Show every line in the entries below where the word "Proposal" appears.

★ ★ ★ ★

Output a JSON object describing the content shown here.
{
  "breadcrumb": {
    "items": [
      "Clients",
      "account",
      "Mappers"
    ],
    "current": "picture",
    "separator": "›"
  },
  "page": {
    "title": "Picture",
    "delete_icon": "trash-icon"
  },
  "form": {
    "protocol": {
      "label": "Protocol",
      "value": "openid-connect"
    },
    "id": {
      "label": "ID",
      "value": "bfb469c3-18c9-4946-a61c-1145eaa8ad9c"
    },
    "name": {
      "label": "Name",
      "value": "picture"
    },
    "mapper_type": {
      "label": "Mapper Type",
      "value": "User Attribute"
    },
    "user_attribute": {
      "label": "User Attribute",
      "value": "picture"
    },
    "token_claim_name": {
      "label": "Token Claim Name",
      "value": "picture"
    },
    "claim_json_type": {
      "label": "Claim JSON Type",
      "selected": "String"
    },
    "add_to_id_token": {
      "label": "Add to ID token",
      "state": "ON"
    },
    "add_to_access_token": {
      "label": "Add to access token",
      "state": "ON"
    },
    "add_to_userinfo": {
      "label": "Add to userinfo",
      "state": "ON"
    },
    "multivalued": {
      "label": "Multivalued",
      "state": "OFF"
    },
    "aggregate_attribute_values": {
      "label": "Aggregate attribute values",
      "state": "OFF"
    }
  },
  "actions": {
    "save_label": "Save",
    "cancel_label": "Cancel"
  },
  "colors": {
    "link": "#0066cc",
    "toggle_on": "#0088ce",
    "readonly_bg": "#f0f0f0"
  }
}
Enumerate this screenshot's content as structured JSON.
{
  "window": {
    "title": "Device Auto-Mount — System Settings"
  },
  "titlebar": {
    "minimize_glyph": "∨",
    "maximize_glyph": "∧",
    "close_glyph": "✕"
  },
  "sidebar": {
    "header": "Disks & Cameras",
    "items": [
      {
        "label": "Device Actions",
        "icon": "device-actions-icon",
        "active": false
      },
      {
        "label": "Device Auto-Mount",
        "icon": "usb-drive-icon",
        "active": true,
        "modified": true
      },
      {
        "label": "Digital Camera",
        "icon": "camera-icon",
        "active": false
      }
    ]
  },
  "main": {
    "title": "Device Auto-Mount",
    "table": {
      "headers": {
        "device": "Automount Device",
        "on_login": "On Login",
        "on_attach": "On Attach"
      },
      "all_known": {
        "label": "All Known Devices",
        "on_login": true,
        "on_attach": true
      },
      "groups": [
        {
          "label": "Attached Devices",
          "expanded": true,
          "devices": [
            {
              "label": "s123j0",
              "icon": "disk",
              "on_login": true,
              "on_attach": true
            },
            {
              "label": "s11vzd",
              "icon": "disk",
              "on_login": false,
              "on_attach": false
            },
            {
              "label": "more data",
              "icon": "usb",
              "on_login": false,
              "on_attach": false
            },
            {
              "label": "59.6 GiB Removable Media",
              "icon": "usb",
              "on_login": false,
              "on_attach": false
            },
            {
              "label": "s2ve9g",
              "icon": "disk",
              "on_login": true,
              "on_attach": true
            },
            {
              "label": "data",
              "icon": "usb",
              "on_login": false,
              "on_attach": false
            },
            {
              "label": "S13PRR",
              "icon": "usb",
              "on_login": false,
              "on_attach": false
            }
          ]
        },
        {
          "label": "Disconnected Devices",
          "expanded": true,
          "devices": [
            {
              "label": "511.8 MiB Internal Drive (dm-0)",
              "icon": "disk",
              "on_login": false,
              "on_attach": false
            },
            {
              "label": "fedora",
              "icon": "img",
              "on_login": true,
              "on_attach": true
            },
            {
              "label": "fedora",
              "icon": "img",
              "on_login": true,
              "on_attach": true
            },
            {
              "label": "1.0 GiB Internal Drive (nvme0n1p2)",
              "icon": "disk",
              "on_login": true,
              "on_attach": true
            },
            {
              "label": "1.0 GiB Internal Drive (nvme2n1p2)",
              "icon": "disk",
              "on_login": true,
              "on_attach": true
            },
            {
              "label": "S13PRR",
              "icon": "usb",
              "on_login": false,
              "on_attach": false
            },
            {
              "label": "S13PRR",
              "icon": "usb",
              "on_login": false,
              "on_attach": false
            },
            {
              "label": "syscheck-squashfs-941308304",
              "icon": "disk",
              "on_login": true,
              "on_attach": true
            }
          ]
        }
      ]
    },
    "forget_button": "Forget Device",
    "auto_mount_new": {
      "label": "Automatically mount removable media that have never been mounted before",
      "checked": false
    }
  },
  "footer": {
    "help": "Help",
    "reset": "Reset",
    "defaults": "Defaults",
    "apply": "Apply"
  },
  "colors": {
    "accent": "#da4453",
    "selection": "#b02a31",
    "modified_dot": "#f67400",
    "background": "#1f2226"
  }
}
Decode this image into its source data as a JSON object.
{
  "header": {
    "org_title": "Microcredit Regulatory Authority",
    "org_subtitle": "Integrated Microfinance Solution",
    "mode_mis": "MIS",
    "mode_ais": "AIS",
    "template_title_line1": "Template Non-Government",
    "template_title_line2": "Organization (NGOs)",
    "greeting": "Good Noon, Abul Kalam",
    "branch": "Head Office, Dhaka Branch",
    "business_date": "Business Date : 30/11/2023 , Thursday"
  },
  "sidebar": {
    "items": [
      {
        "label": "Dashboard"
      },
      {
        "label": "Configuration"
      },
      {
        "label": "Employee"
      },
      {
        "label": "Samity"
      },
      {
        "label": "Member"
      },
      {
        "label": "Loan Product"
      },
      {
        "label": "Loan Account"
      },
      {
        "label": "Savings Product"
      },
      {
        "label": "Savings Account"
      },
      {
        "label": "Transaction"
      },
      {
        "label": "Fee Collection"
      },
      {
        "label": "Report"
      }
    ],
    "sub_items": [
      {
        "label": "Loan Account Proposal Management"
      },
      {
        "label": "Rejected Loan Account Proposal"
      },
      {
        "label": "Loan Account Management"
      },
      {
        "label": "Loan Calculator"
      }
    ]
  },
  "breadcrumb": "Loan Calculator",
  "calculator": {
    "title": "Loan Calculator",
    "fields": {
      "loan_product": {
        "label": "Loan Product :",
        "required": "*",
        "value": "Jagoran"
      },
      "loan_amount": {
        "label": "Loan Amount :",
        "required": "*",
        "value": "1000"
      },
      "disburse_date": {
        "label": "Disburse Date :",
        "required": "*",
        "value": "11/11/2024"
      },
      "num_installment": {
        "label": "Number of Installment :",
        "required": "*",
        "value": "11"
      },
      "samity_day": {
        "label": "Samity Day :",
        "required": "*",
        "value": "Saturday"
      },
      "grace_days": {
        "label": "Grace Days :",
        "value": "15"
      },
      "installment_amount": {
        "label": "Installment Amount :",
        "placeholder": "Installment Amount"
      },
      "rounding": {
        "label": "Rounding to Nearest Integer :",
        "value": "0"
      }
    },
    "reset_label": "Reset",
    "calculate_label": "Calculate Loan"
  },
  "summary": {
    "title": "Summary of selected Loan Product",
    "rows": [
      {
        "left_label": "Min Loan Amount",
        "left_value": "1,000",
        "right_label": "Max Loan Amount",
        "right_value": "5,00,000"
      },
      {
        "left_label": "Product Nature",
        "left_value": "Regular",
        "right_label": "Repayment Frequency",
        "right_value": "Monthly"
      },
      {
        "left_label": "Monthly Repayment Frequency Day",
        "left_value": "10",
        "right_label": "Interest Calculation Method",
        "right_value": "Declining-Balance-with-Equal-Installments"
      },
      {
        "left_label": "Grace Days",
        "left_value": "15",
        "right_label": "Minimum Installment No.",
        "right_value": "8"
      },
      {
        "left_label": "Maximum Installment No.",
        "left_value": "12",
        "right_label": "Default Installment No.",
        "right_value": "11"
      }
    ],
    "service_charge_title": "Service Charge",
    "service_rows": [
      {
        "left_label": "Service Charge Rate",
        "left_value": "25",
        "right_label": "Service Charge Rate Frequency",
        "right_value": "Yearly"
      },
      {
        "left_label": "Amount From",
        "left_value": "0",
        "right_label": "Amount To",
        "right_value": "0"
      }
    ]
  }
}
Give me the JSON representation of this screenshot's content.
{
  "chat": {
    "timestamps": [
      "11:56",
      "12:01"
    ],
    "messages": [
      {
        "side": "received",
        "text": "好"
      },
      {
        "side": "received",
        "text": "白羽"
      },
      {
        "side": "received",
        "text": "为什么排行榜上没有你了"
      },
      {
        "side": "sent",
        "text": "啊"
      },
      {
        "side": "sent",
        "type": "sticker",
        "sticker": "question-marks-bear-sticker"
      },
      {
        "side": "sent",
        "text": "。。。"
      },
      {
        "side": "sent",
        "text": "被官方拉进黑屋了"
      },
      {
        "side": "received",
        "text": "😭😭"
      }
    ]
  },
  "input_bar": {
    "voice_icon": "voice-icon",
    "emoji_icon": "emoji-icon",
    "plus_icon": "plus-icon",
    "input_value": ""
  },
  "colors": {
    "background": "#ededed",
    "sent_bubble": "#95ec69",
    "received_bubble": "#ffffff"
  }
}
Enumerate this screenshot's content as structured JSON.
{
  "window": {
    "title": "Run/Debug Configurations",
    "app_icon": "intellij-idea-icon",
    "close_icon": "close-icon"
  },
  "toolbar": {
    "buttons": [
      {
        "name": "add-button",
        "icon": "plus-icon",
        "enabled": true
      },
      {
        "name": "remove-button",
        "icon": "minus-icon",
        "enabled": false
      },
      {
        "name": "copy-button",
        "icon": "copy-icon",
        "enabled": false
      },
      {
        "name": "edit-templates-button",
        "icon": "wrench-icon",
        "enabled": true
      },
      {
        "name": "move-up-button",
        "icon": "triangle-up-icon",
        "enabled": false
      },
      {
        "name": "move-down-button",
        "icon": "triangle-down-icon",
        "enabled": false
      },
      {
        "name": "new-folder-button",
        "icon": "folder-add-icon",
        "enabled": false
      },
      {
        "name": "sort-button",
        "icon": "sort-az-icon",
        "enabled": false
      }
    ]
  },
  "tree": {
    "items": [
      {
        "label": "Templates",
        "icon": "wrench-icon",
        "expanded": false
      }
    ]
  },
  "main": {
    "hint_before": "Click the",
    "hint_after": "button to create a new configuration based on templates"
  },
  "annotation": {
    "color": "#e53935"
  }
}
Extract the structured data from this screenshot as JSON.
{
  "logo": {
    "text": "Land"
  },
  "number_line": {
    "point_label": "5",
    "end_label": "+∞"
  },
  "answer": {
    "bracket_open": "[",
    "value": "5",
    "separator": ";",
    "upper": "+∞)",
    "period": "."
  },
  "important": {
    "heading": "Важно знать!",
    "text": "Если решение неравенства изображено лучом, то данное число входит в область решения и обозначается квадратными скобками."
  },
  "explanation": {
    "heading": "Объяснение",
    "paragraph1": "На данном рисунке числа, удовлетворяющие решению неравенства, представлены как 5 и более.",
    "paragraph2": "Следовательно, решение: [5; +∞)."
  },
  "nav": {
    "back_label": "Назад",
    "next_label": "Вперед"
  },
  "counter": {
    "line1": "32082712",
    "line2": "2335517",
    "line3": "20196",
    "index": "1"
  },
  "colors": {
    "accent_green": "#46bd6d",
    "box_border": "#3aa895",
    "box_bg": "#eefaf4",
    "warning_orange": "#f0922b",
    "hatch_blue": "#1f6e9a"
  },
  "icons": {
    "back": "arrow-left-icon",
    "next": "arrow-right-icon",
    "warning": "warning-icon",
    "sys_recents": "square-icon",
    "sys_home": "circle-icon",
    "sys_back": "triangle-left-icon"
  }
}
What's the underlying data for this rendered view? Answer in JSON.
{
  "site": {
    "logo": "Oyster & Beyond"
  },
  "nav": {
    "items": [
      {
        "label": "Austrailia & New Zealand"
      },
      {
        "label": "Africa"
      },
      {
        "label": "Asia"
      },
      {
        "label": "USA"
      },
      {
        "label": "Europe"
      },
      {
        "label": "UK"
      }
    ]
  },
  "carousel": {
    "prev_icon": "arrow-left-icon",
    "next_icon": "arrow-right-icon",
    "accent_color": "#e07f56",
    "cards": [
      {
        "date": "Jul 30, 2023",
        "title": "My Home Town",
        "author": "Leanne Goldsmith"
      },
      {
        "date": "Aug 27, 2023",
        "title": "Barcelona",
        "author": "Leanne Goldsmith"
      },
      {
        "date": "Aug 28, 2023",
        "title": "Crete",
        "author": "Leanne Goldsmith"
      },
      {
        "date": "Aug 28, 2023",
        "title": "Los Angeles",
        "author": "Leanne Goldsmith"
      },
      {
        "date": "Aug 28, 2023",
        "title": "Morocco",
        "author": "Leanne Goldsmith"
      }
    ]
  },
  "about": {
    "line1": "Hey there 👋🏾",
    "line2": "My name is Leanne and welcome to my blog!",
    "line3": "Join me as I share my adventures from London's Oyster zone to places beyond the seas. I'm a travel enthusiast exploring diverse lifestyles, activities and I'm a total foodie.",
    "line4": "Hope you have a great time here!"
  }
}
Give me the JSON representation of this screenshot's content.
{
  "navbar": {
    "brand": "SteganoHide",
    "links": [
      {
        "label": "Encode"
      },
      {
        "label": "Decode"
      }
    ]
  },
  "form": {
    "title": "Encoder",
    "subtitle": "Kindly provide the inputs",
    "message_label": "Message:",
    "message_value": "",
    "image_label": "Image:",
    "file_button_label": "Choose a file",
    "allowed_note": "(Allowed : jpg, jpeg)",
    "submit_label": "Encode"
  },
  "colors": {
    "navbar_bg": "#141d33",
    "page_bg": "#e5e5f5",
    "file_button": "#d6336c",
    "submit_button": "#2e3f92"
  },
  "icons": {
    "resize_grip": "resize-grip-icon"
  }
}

★ ★ ★ ★

• **ANSWER TO THIS PROBLEM**
        "label": "Loan Account Proposal Management"
        "label": "Rejected Loan Account Proposal"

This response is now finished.